Exercise directions ▸ Rewrite the lines from the first one through the line containing "Text: CH₃: CH₃ [293, 57, 305, 63]", inclusive, switching "Soft block" to "Rigid block" and leaving everything else unchanged.

Element and coordinate records:
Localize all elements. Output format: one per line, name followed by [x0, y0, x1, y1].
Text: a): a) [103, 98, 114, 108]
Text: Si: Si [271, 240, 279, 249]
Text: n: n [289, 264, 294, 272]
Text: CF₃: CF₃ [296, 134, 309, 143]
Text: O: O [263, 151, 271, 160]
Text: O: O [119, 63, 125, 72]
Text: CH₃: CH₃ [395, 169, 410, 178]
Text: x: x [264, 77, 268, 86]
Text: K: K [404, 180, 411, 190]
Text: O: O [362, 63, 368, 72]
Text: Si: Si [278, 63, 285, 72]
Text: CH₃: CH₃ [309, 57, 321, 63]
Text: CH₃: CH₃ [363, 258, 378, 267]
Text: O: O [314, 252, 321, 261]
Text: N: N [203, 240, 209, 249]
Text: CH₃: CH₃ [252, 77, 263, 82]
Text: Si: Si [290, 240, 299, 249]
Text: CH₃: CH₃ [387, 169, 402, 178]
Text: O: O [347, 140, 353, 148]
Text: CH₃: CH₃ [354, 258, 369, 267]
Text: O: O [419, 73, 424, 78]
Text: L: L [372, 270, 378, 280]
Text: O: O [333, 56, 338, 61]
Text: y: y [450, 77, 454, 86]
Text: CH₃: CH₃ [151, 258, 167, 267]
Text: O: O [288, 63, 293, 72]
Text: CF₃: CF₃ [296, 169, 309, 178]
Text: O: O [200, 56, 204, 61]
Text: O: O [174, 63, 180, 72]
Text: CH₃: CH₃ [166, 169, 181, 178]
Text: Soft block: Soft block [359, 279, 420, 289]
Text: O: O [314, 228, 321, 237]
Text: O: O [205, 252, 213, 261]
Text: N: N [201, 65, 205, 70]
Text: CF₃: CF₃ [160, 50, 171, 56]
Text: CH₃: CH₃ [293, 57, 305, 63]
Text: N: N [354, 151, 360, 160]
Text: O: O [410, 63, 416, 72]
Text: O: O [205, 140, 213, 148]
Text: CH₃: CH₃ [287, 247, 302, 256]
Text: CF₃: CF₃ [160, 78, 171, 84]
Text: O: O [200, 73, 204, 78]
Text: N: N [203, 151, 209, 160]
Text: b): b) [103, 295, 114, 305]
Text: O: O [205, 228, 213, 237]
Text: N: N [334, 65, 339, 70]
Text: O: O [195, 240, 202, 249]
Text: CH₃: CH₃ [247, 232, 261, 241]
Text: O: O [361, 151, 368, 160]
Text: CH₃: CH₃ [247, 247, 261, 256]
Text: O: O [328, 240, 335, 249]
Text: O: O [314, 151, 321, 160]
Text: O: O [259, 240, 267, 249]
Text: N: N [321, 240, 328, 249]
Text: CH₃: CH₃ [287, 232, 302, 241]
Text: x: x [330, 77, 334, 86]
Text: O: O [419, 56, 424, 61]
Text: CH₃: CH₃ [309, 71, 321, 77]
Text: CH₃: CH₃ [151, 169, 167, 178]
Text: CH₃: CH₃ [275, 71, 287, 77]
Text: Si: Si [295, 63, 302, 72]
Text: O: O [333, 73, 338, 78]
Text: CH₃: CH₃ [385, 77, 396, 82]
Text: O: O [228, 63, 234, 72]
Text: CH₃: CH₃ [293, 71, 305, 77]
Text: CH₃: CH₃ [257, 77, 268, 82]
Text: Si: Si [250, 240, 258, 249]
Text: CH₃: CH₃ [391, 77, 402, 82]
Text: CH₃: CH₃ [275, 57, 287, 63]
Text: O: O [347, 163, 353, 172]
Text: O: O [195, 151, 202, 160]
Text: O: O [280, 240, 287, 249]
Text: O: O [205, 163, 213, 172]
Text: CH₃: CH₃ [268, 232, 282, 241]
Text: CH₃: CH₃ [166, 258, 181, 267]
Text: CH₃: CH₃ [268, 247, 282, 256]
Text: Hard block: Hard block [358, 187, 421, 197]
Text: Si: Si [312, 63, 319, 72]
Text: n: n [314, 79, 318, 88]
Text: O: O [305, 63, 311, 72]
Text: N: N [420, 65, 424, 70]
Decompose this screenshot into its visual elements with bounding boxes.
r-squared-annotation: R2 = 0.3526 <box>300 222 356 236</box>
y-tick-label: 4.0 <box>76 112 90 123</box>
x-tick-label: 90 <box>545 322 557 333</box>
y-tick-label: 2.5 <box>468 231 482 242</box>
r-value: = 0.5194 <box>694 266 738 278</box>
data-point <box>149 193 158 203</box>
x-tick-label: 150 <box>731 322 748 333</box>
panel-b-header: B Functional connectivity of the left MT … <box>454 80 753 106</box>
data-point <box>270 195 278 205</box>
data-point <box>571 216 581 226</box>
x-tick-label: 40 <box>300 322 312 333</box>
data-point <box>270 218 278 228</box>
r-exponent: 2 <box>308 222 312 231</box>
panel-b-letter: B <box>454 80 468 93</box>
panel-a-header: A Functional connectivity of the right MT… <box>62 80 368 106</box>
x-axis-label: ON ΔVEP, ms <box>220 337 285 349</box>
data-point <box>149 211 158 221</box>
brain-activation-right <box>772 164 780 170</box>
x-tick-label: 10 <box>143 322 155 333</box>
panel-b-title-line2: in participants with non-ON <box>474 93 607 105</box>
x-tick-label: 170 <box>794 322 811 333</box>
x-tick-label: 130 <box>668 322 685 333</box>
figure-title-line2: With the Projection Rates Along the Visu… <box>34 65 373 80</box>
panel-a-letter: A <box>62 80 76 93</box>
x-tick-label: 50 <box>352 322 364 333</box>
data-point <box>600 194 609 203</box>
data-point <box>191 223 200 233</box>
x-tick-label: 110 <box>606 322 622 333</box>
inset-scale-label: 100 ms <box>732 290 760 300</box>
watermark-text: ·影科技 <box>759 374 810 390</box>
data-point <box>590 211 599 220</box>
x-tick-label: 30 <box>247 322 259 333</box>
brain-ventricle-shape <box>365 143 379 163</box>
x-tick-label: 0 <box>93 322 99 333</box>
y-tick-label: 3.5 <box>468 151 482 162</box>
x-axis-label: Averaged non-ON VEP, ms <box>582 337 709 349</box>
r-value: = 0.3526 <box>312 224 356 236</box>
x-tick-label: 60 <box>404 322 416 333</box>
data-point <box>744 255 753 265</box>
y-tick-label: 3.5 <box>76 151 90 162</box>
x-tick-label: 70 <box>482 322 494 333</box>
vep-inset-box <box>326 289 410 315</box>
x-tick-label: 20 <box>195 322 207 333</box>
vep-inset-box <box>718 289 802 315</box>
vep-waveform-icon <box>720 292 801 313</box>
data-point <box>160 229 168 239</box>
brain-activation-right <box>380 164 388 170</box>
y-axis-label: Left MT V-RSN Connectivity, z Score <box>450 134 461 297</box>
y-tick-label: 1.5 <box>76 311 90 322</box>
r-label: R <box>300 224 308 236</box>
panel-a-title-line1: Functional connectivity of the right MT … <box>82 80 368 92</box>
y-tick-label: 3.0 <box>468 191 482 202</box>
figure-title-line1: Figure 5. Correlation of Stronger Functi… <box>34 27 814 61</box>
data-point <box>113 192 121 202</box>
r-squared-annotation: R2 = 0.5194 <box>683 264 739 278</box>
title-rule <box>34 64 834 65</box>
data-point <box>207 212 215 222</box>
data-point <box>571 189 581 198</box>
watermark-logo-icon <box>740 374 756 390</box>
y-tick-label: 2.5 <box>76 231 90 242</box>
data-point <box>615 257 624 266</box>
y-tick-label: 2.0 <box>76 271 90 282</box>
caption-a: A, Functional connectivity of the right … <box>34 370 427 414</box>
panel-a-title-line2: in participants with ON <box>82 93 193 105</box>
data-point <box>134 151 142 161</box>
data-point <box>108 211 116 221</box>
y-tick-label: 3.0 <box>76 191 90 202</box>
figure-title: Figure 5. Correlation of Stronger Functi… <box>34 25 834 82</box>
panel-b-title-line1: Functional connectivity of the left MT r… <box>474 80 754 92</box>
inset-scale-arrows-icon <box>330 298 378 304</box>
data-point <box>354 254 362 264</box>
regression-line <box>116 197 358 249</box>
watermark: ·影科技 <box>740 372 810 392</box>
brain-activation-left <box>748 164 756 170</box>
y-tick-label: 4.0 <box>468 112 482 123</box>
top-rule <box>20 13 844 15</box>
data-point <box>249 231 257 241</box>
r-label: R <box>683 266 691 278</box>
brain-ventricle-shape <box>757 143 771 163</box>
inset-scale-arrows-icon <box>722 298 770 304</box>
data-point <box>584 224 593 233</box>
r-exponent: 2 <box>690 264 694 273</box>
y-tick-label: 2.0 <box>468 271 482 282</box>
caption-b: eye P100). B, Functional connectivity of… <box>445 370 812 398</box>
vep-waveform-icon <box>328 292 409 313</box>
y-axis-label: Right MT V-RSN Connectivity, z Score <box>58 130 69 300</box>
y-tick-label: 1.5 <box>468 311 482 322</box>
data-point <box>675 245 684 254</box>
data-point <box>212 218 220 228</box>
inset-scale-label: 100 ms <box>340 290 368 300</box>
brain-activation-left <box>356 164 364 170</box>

Solution to the problem ▸
Localize all elements. Output format: one per line, name followed by [x0, y0, x1, y1].
Text: a): a) [103, 98, 114, 108]
Text: Si: Si [271, 240, 279, 249]
Text: n: n [289, 264, 294, 272]
Text: CF₃: CF₃ [296, 134, 309, 143]
Text: O: O [263, 151, 271, 160]
Text: O: O [119, 63, 125, 72]
Text: CH₃: CH₃ [395, 169, 410, 178]
Text: x: x [264, 77, 268, 86]
Text: K: K [404, 180, 411, 190]
Text: O: O [362, 63, 368, 72]
Text: Si: Si [278, 63, 285, 72]
Text: CH₃: CH₃ [309, 57, 321, 63]
Text: CH₃: CH₃ [363, 258, 378, 267]
Text: O: O [314, 252, 321, 261]
Text: N: N [203, 240, 209, 249]
Text: CH₃: CH₃ [252, 77, 263, 82]
Text: Si: Si [290, 240, 299, 249]
Text: CH₃: CH₃ [387, 169, 402, 178]
Text: O: O [347, 140, 353, 148]
Text: CH₃: CH₃ [354, 258, 369, 267]
Text: O: O [419, 73, 424, 78]
Text: L: L [372, 270, 378, 280]
Text: O: O [333, 56, 338, 61]
Text: y: y [450, 77, 454, 86]
Text: CH₃: CH₃ [151, 258, 167, 267]
Text: O: O [288, 63, 293, 72]
Text: CF₃: CF₃ [296, 169, 309, 178]
Text: O: O [200, 56, 204, 61]
Text: O: O [174, 63, 180, 72]
Text: CH₃: CH₃ [166, 169, 181, 178]
Text: Rigid block: Rigid block [359, 279, 420, 289]
Text: O: O [314, 228, 321, 237]
Text: O: O [205, 252, 213, 261]
Text: N: N [201, 65, 205, 70]
Text: CF₃: CF₃ [160, 50, 171, 56]
Text: CH₃: CH₃ [293, 57, 305, 63]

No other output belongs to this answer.